*THE TASKS*:
1/ In the thread about translating "buxom" into Dutch, which word does Brownpaperbag suggest as an option?
2/ Please copy the lines of the entries from the line with "Identify all the" to the line with "stats-value: 140 <box>1328 480 1367 504</box>", leaving out the pictures.
--- Start SOURCE EXTRACT ---
# Buxom



## Stoggler

Trying to find the Dutch equivalent to this word.  In English, it has positive connotations; my Dutch dictionary offers a translation of "mollig".  Would this be an adequate translation of "buxom" - does it offer a meaning that is not negative?

Thanks


----------



## Brownpaperbag

Hi

_Mollig_ might be regarded by some as negative. I think _volslank_ may be an option.

Brown


----------



## Suehil

I think 'weelderig' might be nearer.  'Buxom' is always used for females and includes the presence of big breasts.


----------



## Lopes

What about "voluptueus"?


----------



## Joannes

I thought of *rondborstig*, pretty explicit but not usually negative, and *rubensiaans*, a little arty farty I guess, but a great euphemism.
--- End SOURCE EXTRACT ---
--- Start STORED DATA ---
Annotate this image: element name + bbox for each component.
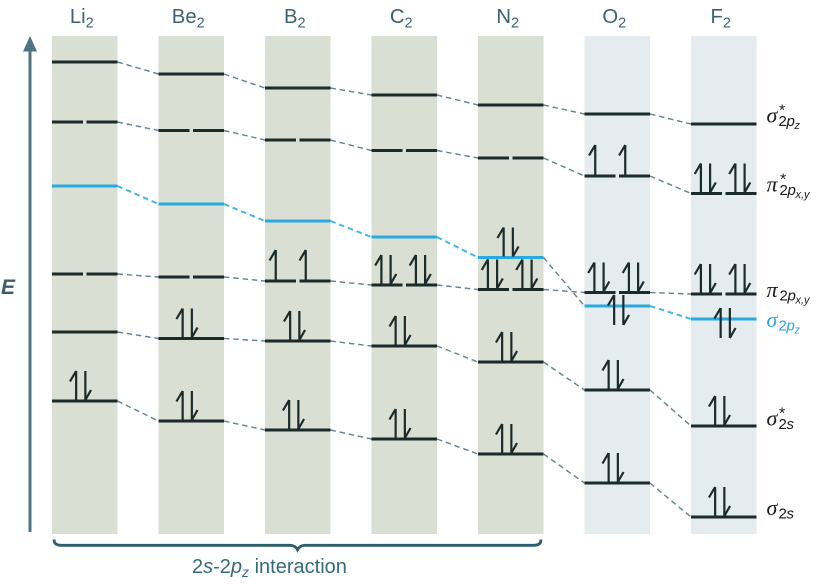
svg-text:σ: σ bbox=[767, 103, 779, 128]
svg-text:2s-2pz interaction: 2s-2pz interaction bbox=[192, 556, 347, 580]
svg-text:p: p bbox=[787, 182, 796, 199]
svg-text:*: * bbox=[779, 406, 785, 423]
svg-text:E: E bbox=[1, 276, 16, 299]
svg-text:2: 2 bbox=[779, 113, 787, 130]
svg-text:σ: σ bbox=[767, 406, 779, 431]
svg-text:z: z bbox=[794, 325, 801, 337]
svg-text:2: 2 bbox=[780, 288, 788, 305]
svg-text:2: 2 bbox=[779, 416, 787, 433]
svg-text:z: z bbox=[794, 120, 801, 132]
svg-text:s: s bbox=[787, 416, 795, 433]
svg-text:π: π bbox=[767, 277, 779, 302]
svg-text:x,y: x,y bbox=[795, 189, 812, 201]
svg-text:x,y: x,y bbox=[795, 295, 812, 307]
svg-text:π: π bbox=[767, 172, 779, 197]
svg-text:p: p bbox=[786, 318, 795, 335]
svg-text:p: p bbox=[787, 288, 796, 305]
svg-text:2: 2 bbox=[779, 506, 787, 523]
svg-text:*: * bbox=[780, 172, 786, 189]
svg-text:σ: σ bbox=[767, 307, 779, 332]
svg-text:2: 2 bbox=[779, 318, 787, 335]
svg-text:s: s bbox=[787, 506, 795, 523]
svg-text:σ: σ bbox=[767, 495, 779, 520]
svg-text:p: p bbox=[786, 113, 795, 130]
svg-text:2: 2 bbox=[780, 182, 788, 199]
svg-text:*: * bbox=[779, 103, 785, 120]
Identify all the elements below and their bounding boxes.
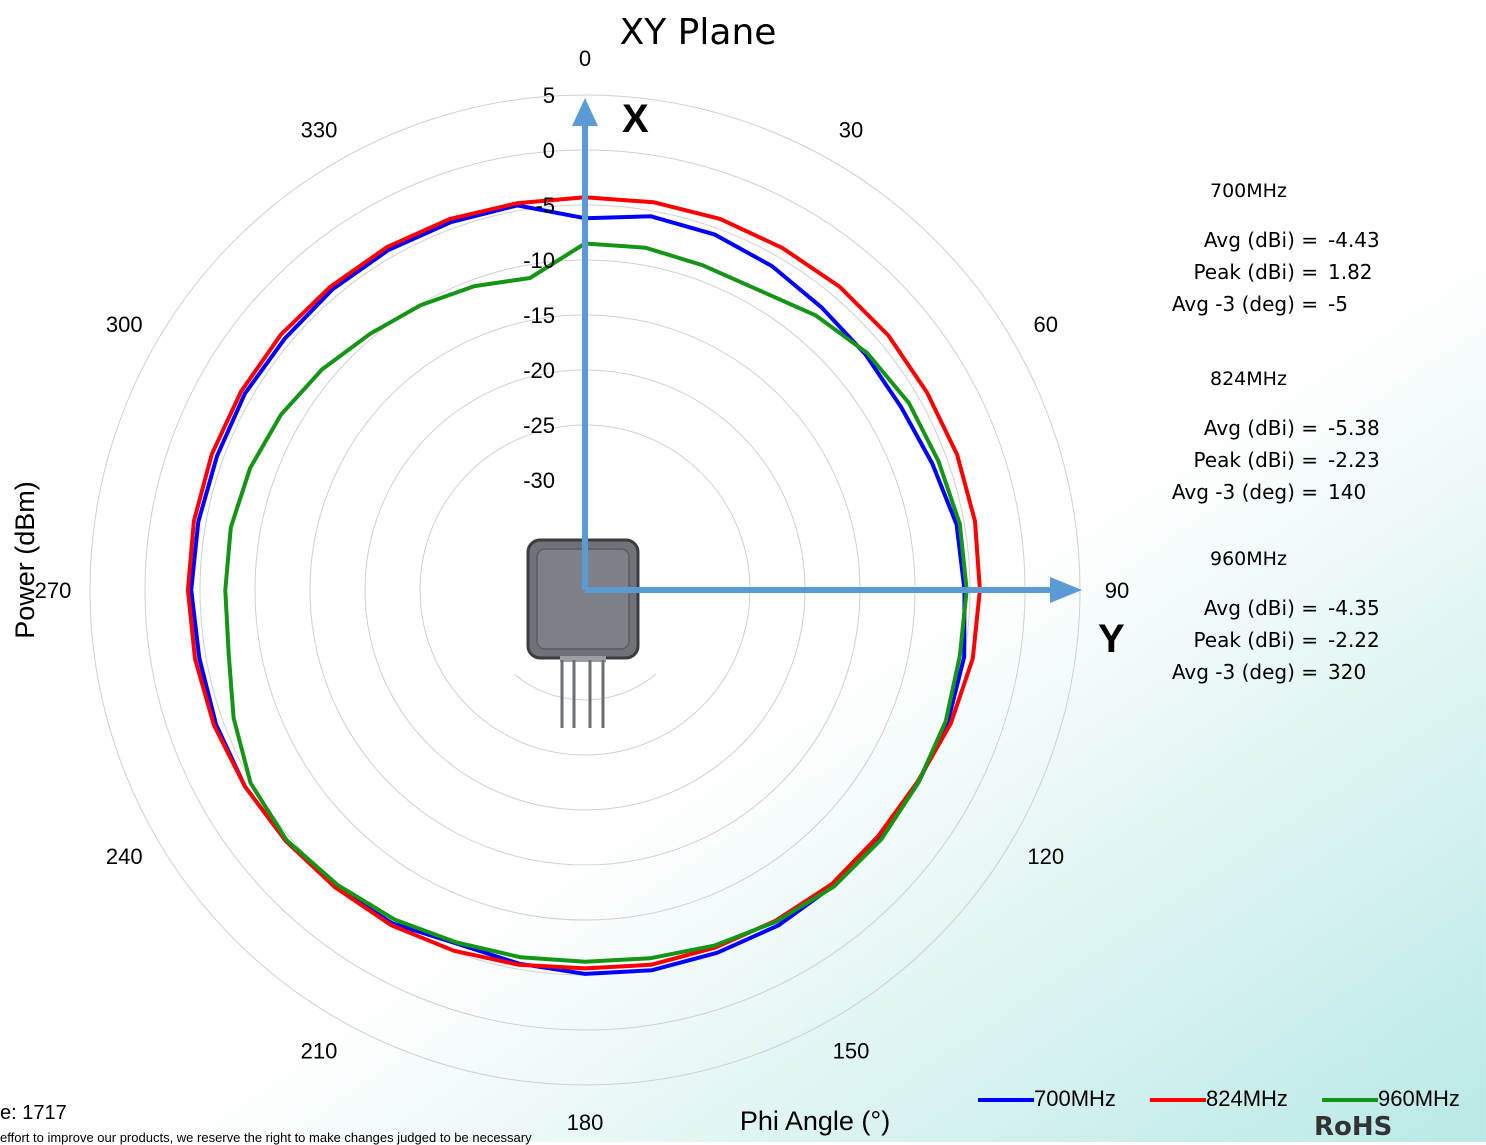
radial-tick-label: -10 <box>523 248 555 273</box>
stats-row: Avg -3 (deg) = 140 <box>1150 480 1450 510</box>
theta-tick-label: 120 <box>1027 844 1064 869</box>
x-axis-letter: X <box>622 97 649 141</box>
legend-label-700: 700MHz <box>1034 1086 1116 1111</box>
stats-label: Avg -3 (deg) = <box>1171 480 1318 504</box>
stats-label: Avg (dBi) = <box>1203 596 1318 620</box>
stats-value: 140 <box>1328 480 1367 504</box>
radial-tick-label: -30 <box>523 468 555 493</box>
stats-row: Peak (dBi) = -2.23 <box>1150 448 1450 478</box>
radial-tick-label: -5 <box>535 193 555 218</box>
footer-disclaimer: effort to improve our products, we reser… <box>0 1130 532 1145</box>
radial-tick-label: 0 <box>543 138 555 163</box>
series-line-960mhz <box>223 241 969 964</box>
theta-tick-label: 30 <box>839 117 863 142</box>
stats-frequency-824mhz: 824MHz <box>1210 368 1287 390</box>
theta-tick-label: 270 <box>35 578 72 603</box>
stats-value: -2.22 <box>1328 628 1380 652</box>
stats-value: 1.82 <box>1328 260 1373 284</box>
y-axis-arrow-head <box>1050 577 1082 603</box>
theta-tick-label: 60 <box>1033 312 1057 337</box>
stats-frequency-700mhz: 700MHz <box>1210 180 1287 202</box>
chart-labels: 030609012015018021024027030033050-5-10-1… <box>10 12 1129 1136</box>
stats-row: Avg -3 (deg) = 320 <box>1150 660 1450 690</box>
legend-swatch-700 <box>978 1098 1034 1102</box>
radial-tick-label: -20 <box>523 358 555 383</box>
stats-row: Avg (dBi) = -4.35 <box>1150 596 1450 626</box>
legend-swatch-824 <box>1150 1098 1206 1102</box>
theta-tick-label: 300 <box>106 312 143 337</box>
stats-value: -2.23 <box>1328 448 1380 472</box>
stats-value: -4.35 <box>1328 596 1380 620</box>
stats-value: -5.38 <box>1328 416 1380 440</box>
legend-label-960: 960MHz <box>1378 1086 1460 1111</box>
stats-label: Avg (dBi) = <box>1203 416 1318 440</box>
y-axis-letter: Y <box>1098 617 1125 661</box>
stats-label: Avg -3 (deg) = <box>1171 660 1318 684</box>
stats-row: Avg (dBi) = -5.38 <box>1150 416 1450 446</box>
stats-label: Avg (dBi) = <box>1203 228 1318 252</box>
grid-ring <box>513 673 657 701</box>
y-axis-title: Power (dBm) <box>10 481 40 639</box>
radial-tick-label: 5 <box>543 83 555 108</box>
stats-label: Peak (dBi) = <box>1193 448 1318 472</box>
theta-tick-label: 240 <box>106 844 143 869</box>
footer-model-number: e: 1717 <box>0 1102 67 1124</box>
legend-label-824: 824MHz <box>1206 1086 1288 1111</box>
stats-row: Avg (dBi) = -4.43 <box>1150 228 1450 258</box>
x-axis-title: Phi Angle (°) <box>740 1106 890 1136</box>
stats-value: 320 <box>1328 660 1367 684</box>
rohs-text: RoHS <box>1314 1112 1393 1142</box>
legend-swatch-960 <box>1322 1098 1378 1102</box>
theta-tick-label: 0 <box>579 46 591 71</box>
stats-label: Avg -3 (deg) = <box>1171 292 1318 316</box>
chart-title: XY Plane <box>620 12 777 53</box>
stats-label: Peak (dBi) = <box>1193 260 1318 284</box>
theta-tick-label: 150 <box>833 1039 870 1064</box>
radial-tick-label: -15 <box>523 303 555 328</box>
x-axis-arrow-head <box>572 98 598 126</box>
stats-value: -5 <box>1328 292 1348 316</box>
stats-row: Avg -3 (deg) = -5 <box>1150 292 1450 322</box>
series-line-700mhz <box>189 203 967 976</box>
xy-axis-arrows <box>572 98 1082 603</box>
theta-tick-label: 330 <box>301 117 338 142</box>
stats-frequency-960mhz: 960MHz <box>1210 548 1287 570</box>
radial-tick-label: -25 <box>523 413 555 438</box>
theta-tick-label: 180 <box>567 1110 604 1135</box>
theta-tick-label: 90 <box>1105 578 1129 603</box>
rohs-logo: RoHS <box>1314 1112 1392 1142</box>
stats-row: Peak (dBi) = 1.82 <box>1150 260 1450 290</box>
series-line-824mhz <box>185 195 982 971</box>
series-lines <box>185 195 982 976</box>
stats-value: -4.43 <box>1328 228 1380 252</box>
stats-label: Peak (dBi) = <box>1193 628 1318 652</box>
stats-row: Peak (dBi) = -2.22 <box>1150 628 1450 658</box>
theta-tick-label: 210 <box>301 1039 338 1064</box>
--- End STORED DATA ---
--- Start STORED DATA ---
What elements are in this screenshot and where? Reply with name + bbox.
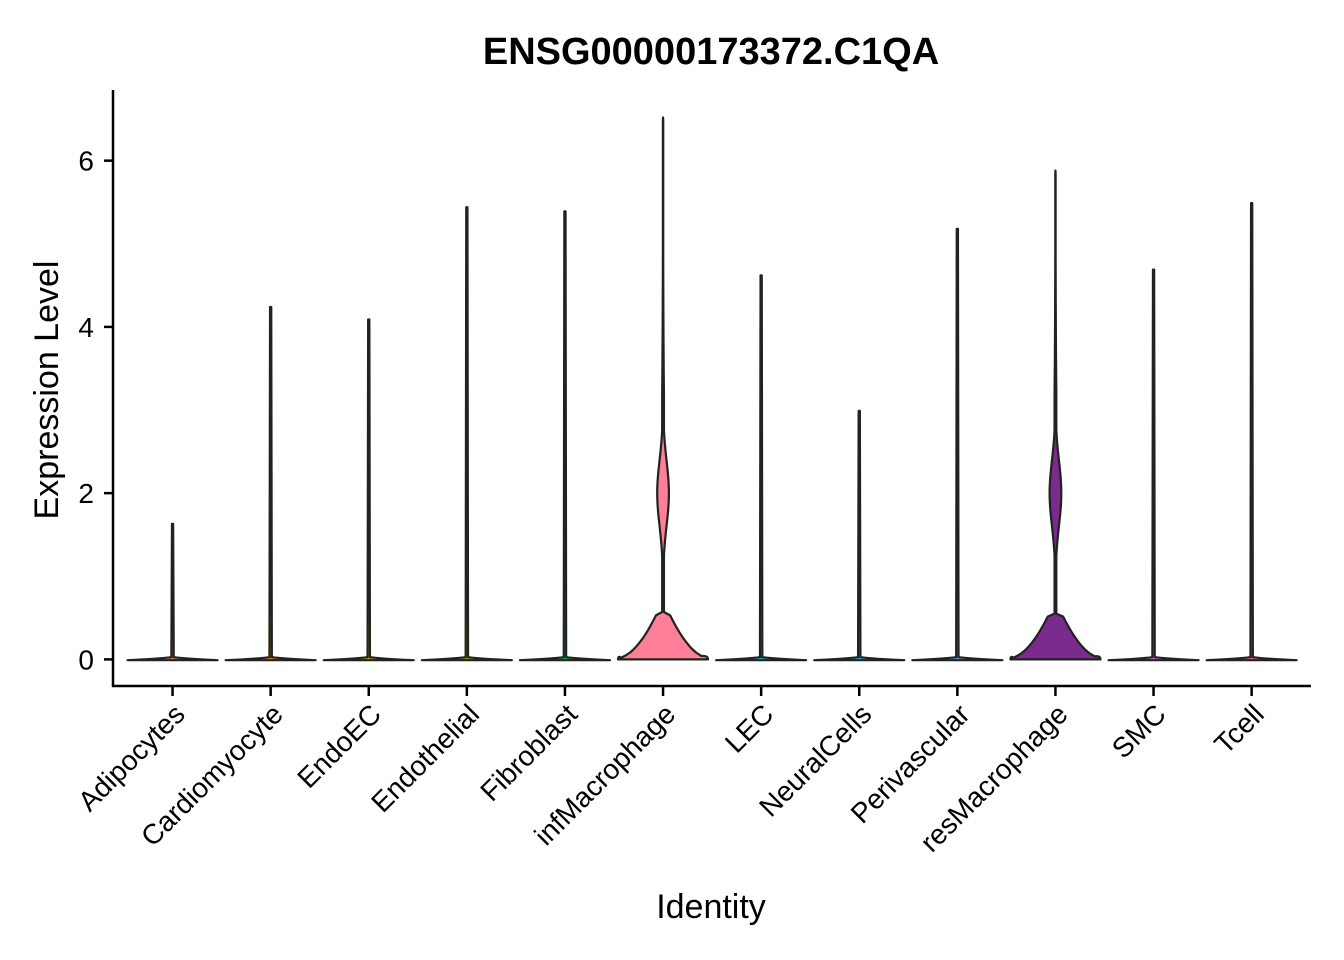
--- End STORED DATA ---
--- Start STORED DATA ---
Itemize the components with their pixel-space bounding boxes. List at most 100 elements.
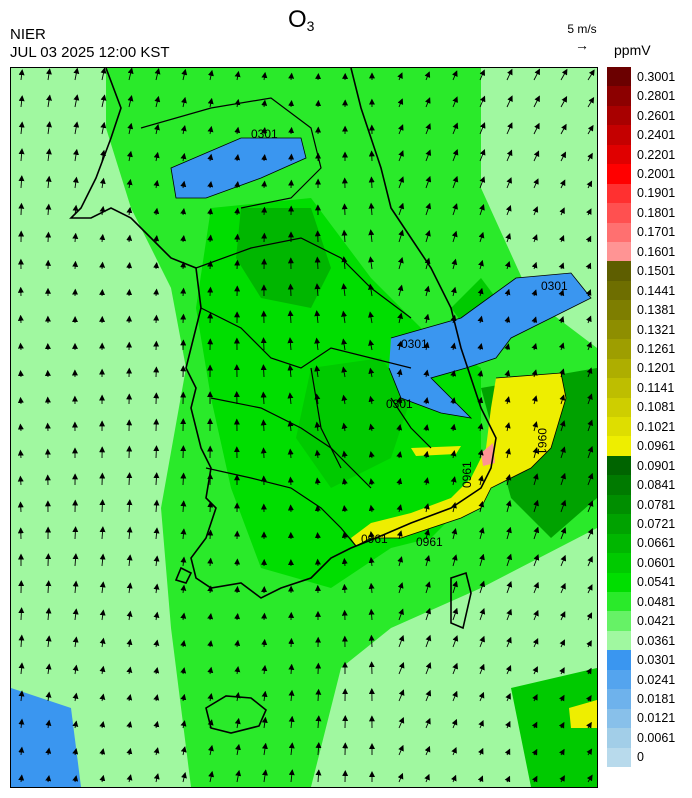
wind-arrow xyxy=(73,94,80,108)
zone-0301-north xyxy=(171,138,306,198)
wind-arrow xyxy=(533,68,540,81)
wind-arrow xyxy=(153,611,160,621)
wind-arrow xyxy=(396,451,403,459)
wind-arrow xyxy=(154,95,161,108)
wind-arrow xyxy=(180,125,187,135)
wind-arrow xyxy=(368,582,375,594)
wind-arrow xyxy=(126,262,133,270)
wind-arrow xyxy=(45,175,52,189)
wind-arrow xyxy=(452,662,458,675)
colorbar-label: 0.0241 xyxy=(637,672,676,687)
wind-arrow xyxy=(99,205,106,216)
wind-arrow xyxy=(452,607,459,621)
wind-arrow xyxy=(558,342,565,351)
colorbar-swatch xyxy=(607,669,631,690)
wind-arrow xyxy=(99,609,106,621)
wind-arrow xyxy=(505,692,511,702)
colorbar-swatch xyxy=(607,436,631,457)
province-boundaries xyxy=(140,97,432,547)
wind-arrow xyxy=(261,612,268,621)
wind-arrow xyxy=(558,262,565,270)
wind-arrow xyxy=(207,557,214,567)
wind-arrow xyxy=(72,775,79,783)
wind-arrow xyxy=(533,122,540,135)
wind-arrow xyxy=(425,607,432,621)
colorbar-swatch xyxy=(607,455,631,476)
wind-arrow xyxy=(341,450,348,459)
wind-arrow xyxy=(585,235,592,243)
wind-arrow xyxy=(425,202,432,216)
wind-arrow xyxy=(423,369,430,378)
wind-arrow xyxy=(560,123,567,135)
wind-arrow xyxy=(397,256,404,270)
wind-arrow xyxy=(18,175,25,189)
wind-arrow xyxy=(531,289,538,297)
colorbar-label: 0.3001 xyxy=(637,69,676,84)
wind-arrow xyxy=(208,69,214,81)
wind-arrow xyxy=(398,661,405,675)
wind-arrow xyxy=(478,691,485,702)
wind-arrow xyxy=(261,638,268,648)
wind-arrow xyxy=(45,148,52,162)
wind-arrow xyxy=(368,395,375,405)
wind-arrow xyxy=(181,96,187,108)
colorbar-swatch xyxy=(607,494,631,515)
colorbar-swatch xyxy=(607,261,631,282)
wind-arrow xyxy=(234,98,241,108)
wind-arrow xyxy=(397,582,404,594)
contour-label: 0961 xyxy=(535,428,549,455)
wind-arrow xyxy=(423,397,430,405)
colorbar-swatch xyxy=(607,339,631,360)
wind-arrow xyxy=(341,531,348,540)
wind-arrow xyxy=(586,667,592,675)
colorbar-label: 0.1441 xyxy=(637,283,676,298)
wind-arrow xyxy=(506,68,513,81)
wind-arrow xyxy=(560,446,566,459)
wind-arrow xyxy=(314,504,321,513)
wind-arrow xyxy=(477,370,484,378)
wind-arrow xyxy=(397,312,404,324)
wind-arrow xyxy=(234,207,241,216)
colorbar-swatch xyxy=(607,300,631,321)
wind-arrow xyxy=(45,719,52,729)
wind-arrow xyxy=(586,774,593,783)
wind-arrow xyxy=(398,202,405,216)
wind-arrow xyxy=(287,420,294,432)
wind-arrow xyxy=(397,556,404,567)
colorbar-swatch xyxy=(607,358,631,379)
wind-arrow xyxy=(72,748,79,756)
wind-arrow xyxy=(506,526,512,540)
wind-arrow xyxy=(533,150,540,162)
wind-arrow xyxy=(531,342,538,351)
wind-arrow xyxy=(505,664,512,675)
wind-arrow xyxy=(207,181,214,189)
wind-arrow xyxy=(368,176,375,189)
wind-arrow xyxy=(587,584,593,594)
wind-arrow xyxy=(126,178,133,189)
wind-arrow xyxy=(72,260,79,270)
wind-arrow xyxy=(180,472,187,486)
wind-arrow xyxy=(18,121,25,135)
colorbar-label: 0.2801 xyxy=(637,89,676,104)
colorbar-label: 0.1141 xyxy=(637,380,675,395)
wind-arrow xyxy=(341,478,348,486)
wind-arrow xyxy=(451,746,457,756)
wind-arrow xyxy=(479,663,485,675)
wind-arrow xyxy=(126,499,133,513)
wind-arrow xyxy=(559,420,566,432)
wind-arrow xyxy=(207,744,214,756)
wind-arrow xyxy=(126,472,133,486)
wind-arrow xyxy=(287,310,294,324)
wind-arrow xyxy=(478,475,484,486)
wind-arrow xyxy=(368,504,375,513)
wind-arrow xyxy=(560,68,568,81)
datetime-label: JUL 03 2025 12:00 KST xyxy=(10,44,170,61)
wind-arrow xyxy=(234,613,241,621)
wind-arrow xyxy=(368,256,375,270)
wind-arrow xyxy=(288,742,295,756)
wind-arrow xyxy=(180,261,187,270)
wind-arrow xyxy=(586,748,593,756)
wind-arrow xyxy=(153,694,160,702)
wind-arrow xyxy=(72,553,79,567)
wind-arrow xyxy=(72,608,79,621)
--- End STORED DATA ---
*OUTPUTS BY TASK*:
1/ Volslank.

2/
Identify all the elements below and their bounding boxes.
radial-tick-label: -10 <box>523 248 555 273</box>
stats-row: Avg -3 (deg) = 140 <box>1150 480 1450 510</box>
theta-tick-label: 120 <box>1027 844 1064 869</box>
x-axis-letter: X <box>622 97 649 141</box>
legend-label-700: 700MHz <box>1034 1086 1116 1111</box>
stats-label: Avg -3 (deg) = <box>1171 480 1318 504</box>
stats-label: Avg (dBi) = <box>1203 596 1318 620</box>
stats-value: 140 <box>1328 480 1367 504</box>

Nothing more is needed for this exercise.